- WORK TO DO
Copy each line holding the string "phase".
— start of DATASET EXTRACT —
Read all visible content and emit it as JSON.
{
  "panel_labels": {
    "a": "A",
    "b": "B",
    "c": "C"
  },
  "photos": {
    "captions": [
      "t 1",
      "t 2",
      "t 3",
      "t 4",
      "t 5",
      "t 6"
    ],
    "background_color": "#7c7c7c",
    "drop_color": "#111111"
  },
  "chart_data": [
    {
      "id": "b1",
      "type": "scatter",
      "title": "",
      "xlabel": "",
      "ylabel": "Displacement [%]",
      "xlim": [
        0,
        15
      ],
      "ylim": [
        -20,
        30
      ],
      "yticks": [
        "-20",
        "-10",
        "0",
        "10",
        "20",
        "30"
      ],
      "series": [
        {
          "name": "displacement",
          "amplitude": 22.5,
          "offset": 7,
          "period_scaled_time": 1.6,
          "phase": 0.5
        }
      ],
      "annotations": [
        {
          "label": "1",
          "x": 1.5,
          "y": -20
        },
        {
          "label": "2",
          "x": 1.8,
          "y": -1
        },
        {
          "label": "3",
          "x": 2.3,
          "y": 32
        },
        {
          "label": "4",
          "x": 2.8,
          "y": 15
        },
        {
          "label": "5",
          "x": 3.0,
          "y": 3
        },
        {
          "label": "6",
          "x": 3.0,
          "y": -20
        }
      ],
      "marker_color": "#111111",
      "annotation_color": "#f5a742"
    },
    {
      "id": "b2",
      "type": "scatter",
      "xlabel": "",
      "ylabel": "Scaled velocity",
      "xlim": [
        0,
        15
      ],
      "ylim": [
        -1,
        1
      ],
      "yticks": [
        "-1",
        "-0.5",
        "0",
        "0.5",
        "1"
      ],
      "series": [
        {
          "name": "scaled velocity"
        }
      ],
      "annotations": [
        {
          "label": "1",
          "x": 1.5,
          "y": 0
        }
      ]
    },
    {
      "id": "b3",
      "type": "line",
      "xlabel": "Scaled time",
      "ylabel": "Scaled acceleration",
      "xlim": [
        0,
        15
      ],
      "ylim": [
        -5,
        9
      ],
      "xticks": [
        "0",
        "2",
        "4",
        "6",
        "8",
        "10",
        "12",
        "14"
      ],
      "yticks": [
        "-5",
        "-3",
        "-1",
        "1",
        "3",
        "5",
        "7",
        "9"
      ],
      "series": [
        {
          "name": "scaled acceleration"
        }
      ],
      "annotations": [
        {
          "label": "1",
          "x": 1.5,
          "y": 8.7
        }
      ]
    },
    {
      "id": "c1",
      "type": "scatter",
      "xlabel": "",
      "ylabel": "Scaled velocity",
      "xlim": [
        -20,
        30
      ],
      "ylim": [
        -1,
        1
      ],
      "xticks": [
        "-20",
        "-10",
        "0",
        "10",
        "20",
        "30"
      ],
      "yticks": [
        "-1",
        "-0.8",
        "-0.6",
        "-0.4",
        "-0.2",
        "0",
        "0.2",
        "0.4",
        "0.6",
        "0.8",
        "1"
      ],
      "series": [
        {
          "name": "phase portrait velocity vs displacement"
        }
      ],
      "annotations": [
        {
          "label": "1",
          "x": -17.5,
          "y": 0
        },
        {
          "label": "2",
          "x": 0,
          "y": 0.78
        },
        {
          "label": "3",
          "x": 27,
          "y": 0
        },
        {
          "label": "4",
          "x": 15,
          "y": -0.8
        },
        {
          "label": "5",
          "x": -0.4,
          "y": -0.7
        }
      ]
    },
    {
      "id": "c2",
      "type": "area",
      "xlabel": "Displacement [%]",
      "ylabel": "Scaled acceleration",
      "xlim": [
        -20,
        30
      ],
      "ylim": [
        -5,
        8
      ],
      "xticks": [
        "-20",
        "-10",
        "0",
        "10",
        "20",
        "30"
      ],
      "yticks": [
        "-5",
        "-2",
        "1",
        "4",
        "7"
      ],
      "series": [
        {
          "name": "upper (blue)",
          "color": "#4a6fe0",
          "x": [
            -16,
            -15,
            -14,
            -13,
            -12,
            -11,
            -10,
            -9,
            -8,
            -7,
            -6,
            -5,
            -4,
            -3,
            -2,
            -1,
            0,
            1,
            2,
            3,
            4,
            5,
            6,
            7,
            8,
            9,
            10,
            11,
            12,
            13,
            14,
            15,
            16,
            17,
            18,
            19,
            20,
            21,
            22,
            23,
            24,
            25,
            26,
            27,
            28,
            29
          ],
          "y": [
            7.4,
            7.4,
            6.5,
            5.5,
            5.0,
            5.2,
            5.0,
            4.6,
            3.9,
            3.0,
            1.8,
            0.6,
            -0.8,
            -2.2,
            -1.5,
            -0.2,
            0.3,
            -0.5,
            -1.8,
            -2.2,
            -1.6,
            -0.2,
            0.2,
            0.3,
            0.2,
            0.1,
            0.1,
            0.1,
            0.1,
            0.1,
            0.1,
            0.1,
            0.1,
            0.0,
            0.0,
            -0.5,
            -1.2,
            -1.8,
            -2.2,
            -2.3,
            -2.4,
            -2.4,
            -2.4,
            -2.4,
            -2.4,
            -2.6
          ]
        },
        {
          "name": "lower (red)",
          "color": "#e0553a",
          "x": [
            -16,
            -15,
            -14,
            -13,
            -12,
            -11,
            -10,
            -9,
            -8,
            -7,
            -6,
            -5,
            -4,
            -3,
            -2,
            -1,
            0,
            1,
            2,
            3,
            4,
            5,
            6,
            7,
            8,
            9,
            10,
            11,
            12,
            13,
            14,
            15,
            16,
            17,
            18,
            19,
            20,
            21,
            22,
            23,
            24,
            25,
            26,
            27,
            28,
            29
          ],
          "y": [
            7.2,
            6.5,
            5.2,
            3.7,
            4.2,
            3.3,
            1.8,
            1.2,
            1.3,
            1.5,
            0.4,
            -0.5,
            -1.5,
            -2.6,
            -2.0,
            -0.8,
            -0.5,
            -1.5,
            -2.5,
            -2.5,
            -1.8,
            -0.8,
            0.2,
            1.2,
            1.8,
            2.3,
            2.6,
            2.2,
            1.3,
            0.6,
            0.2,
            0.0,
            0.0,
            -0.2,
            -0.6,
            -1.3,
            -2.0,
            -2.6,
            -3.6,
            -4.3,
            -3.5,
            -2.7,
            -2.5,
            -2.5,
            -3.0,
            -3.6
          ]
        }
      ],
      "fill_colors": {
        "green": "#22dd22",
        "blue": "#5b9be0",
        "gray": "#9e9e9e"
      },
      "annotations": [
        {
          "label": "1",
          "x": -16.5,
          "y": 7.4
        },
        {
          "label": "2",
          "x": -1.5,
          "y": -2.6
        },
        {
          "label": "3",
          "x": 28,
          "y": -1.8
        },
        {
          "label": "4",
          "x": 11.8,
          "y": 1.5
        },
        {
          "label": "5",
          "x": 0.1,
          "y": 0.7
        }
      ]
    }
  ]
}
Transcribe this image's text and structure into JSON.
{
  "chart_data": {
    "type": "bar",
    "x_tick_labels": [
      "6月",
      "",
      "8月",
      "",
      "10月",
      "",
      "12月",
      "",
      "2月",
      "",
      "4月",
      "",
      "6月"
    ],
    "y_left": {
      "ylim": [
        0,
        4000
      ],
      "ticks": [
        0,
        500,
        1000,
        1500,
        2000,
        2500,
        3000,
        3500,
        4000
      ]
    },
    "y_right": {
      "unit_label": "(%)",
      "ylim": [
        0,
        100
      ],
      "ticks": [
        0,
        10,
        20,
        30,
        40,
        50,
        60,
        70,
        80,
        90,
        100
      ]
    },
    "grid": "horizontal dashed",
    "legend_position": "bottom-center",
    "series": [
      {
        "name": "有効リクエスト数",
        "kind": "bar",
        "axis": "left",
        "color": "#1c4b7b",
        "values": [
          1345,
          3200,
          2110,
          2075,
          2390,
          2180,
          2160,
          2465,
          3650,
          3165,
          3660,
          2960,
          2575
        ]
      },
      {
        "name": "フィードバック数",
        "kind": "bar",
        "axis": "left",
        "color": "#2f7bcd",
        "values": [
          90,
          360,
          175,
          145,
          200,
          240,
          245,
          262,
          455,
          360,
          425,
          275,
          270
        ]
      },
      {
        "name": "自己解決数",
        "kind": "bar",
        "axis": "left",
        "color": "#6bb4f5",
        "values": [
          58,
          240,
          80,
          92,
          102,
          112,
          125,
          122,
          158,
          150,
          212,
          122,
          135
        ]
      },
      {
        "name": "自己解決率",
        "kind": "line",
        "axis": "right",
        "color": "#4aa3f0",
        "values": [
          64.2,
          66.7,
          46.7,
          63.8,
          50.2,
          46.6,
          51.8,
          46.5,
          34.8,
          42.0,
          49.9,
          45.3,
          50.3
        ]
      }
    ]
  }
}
— end of DATASET EXTRACT —
- THE RESULT
          "phase": 0.5
          "name": "phase portrait velocity vs displacement"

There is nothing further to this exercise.